» Records supplied
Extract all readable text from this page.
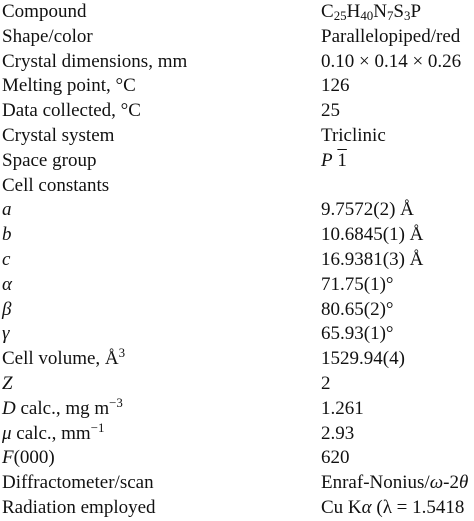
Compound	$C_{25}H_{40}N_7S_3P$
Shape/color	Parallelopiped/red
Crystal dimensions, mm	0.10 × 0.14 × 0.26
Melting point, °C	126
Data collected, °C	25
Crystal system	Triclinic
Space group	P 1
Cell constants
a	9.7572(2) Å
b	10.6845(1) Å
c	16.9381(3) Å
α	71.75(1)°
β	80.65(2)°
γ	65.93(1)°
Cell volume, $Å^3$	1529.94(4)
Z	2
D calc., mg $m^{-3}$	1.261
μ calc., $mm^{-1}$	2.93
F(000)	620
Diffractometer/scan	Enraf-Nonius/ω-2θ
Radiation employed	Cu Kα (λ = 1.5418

--

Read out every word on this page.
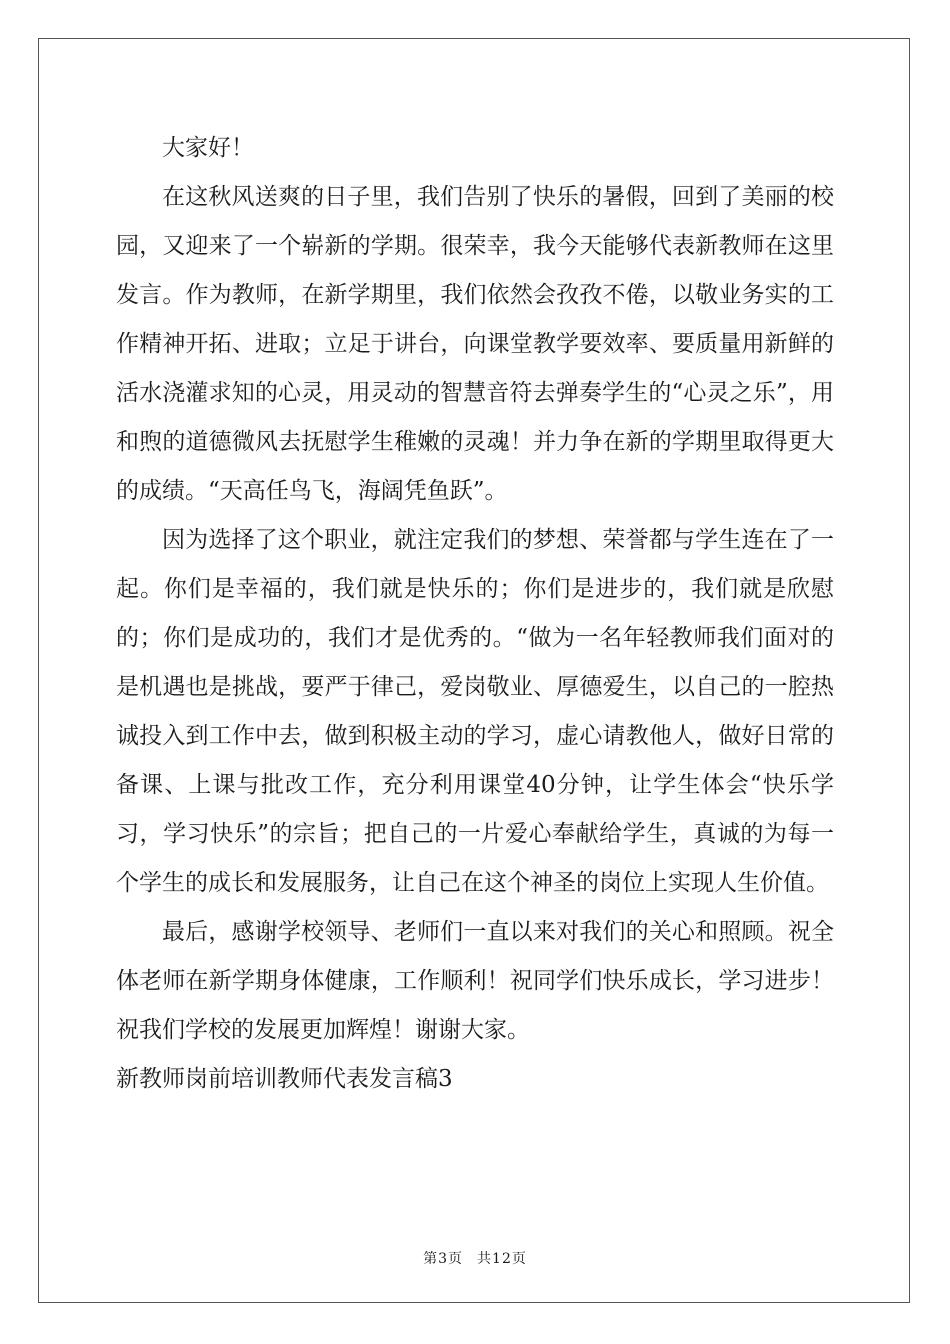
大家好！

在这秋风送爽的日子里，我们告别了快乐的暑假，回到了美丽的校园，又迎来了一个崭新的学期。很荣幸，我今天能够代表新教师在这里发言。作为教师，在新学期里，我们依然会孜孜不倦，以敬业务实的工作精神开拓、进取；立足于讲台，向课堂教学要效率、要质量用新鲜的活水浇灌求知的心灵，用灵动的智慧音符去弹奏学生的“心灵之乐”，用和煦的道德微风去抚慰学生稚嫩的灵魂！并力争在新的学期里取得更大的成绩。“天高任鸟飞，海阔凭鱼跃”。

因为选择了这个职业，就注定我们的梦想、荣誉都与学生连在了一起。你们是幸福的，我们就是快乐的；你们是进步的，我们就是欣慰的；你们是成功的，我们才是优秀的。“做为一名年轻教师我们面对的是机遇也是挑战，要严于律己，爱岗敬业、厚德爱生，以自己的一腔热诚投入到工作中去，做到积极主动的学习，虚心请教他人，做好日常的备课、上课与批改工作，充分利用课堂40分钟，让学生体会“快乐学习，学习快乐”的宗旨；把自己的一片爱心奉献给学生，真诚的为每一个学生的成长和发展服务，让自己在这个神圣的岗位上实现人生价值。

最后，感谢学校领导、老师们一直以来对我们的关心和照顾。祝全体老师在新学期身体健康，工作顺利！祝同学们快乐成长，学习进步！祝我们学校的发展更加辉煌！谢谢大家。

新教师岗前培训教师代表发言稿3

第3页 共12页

==

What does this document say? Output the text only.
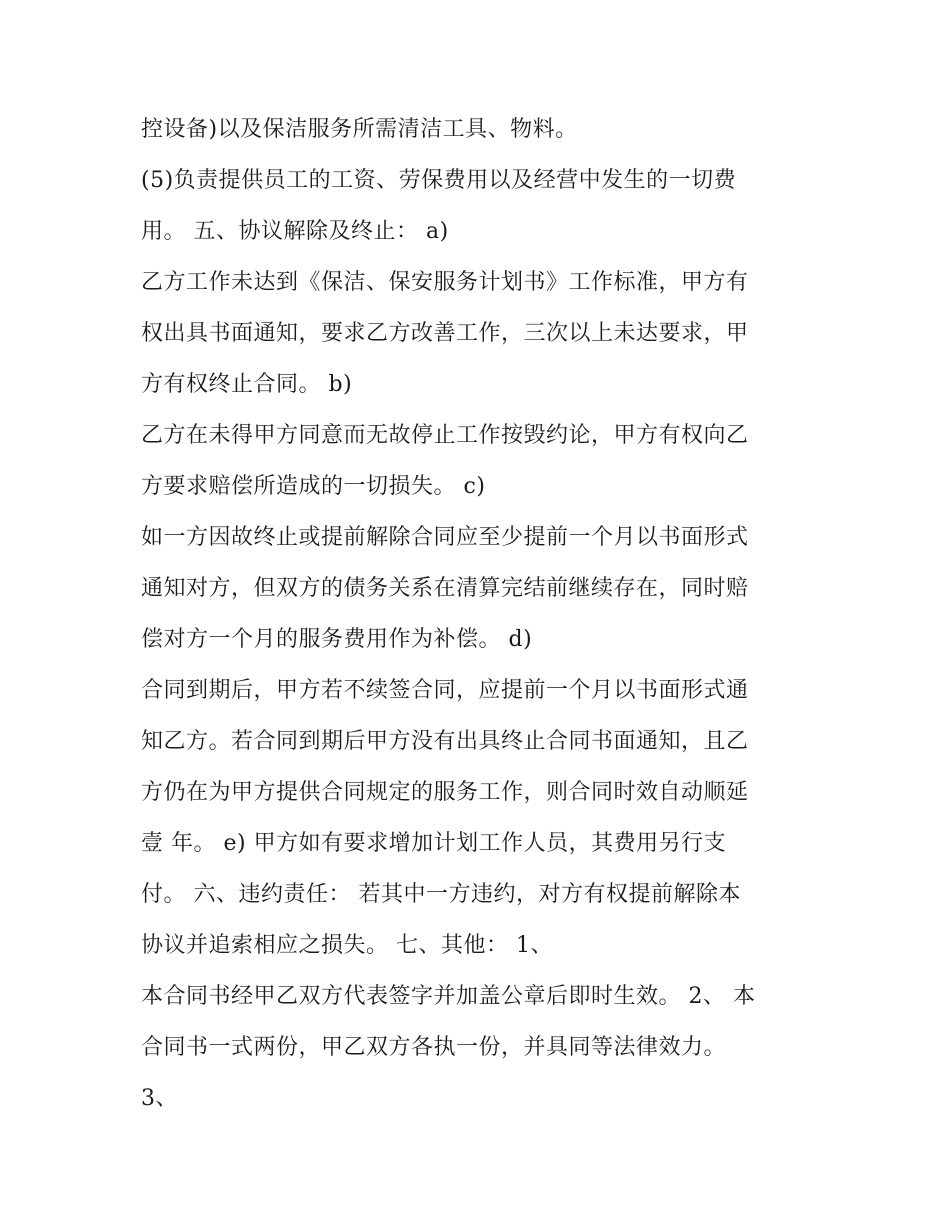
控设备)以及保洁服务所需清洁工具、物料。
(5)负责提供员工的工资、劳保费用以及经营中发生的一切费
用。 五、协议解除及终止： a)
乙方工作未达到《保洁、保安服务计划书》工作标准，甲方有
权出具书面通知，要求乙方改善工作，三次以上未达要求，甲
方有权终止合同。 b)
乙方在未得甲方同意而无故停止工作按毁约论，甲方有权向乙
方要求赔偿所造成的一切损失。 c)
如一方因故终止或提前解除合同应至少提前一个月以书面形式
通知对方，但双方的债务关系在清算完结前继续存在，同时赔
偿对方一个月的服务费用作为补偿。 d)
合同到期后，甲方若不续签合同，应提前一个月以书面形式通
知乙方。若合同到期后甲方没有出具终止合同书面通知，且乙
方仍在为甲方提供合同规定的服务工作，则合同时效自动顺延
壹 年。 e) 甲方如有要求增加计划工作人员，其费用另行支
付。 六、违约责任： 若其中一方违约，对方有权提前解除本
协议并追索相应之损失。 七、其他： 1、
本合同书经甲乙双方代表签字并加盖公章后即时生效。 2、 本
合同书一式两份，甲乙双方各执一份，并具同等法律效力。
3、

» Aim of the exercise
Report how many lines in the entries hold the string "text". Nothing but the number is wanted.

» Exercise answer
2